■ **INPUT**:
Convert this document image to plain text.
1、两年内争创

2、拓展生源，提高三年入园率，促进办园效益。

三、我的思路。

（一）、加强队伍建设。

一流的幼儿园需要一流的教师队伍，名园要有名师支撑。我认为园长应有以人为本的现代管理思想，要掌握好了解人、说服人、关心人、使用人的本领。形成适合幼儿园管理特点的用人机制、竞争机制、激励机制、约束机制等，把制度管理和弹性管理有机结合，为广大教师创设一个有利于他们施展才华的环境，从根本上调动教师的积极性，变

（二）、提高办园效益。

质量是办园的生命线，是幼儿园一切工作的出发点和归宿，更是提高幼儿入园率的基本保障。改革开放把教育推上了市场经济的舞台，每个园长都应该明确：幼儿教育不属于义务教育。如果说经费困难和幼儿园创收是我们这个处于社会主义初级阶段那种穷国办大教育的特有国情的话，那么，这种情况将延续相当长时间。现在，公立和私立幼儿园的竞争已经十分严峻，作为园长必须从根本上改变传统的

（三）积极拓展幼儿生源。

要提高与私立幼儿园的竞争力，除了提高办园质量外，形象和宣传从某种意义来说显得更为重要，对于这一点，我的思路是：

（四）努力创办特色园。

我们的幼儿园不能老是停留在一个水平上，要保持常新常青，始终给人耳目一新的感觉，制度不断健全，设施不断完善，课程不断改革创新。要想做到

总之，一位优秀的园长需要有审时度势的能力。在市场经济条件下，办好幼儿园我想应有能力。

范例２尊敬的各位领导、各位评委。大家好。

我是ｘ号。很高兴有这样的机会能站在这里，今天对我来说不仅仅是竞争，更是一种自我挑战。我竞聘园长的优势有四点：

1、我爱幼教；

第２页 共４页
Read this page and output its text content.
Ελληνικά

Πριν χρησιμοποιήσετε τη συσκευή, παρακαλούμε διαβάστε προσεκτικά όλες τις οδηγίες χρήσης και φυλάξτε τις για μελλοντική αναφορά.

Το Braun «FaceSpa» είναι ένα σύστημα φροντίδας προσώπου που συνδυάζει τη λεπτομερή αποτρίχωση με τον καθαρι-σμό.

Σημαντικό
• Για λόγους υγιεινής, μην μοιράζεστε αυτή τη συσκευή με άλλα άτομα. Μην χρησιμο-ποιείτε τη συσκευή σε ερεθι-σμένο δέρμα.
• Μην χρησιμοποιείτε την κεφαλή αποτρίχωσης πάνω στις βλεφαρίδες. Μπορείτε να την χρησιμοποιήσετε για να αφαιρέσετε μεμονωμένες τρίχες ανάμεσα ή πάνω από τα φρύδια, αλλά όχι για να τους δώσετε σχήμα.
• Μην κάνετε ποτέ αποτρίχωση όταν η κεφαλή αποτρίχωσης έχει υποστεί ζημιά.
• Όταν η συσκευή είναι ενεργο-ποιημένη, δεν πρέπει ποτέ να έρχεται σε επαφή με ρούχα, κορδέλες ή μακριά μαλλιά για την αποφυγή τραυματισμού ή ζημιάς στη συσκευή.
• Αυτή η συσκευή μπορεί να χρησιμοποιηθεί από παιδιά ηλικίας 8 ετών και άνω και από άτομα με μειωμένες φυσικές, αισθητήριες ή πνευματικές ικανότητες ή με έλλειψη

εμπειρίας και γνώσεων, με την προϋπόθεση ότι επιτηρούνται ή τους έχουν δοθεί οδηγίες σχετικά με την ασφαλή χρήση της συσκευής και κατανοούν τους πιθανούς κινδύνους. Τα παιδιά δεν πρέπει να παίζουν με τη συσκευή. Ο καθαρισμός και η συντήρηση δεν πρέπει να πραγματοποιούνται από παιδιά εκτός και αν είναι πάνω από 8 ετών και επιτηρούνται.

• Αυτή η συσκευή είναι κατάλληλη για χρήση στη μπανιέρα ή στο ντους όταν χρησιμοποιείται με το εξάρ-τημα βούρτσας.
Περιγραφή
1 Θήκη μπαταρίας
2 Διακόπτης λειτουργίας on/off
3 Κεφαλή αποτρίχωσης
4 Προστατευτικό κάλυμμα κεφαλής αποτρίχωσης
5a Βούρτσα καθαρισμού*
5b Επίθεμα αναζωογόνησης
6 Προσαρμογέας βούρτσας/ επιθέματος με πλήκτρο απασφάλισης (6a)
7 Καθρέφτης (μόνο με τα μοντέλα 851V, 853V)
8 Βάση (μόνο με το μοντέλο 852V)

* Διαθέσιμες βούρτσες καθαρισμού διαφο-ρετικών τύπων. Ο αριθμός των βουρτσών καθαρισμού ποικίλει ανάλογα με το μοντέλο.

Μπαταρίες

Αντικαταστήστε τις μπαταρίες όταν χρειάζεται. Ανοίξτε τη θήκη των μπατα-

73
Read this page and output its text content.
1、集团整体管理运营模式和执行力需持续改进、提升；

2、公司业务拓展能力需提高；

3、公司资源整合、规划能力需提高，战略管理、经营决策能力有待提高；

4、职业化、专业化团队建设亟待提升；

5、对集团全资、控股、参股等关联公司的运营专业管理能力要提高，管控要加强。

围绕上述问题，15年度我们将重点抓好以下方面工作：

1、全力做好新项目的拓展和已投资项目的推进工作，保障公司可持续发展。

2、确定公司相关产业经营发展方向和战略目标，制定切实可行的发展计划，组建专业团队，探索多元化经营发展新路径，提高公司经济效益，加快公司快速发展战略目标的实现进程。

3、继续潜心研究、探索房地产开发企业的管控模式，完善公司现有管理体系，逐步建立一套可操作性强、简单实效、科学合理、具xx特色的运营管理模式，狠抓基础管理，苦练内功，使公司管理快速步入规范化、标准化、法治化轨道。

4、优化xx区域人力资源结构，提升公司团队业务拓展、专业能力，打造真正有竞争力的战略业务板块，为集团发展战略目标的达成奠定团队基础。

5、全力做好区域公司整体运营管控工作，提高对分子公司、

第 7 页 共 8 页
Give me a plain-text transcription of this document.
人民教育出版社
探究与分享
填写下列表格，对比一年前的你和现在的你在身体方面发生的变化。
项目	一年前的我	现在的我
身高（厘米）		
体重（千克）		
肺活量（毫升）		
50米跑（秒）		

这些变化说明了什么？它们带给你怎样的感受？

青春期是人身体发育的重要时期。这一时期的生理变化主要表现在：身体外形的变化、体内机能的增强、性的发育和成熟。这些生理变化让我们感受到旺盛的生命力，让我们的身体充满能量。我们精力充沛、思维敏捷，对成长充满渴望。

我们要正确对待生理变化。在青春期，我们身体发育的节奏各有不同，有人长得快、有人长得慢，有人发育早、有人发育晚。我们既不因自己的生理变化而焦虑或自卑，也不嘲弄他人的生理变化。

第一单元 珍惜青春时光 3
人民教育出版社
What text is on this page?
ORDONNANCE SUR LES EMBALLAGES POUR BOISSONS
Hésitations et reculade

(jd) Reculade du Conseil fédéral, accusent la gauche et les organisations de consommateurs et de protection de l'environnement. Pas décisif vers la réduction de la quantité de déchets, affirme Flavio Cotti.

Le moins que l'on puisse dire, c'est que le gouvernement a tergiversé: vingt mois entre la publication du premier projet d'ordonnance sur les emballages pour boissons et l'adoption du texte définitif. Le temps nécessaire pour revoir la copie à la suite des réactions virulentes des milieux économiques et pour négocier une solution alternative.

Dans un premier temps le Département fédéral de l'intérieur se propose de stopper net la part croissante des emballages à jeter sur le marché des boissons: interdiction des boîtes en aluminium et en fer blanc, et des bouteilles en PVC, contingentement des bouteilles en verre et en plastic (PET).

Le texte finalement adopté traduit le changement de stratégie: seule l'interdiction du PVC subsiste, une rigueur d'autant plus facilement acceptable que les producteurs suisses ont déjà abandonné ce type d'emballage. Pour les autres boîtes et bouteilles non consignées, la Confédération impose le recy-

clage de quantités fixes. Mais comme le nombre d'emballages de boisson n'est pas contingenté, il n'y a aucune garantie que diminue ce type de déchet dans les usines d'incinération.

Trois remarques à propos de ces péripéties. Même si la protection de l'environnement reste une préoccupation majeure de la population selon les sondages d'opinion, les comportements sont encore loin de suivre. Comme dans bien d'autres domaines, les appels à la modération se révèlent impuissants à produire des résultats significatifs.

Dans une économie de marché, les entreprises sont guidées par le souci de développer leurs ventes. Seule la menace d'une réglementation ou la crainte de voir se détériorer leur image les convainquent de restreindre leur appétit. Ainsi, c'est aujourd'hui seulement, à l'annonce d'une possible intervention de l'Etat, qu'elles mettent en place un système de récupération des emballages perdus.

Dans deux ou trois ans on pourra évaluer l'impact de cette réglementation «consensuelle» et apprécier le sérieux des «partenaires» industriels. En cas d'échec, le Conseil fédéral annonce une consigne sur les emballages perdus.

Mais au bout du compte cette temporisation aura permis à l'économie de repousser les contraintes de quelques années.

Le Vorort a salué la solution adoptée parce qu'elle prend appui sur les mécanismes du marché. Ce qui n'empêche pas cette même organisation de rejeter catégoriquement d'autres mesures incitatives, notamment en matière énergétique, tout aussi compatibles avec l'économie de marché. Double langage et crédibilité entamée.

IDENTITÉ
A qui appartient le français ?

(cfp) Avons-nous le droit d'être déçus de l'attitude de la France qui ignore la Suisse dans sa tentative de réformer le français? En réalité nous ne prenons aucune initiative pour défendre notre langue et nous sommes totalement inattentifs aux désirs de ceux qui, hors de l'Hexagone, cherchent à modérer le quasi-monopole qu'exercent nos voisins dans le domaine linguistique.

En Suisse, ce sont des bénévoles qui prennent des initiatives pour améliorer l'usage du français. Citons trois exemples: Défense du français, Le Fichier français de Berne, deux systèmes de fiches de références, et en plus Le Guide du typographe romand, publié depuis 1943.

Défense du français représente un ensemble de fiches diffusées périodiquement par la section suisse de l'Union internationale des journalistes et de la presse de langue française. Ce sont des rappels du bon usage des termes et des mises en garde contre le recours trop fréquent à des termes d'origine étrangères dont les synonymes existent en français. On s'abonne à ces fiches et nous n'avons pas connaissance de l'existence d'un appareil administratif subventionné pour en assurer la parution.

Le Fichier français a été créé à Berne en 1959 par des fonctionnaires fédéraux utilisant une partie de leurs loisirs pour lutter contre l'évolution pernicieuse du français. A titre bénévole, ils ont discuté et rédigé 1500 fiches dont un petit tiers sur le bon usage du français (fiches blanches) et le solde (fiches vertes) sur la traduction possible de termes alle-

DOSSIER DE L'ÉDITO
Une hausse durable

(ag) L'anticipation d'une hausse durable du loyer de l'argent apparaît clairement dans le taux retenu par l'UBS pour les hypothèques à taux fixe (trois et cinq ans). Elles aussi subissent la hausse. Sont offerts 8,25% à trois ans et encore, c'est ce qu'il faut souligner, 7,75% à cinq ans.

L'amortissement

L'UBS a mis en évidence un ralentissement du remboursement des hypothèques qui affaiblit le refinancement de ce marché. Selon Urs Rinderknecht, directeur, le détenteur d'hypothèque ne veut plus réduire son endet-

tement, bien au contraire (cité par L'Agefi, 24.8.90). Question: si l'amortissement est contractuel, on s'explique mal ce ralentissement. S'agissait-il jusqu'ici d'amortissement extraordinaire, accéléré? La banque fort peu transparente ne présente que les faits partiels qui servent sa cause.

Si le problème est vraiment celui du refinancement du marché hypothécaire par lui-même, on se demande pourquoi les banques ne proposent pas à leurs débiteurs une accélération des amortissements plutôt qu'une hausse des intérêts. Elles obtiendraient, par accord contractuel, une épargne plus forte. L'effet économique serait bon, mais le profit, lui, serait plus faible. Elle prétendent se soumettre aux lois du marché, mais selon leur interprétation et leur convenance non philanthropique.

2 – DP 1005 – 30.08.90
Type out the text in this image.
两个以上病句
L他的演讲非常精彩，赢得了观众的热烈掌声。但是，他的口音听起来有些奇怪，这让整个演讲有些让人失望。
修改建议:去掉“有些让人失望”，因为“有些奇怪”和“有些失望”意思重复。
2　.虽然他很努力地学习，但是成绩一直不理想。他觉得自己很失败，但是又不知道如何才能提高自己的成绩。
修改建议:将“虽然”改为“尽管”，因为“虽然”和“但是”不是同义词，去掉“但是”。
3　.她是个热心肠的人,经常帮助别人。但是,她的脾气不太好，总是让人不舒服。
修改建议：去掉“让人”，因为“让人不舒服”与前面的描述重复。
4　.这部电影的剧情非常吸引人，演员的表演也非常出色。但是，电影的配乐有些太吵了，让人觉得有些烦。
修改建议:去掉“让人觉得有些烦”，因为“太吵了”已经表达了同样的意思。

■ **PROBLEM DETAILS**:
How many of the lines above hold "αποτρίχωσης"? Answer with only the number.

■ **FINAL RESULT**:
4